• _Stated exercise_: What is the number of lines containing the string "disagree"? Answer with the number only.

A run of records
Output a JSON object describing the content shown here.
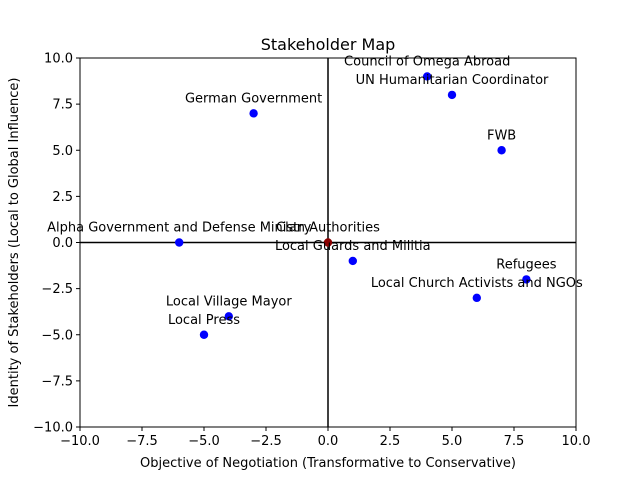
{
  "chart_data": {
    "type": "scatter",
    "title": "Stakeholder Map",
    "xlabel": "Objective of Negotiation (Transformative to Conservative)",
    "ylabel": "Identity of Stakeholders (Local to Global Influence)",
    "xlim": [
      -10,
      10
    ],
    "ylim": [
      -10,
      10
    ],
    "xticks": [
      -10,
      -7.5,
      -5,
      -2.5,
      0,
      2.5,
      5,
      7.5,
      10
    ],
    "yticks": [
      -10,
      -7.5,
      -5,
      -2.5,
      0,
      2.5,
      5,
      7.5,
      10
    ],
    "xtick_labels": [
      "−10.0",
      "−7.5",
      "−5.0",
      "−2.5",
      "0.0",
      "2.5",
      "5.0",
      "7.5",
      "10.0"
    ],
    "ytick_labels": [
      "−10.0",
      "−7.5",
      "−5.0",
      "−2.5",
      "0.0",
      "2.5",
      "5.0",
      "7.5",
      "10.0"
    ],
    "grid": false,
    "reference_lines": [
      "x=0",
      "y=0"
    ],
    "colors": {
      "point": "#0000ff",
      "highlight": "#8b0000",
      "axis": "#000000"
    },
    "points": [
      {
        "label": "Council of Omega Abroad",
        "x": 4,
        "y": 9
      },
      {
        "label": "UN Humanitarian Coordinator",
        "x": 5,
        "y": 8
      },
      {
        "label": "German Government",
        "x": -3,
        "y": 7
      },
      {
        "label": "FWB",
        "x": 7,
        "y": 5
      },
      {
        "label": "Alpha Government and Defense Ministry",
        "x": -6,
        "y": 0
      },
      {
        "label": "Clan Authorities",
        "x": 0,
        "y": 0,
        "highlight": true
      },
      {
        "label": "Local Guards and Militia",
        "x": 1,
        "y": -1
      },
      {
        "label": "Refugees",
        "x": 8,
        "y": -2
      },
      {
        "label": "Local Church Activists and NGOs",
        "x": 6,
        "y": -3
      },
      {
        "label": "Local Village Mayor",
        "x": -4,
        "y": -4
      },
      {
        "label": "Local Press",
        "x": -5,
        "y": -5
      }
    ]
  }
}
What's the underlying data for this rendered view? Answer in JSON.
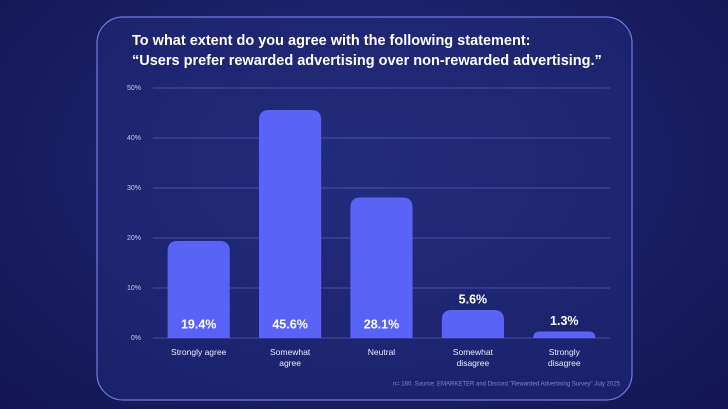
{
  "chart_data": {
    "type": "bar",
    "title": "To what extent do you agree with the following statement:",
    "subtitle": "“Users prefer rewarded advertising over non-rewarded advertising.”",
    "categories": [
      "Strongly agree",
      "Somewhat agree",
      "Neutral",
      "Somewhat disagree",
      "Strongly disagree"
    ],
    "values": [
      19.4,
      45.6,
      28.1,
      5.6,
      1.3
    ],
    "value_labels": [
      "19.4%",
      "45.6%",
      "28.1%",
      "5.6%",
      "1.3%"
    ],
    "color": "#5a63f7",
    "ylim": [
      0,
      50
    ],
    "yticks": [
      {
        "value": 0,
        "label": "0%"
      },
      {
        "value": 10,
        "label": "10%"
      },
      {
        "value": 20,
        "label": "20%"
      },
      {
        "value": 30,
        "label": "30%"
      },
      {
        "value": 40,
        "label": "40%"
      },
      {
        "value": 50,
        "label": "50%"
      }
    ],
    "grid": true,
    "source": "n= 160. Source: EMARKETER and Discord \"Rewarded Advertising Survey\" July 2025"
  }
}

• _The answer_: 2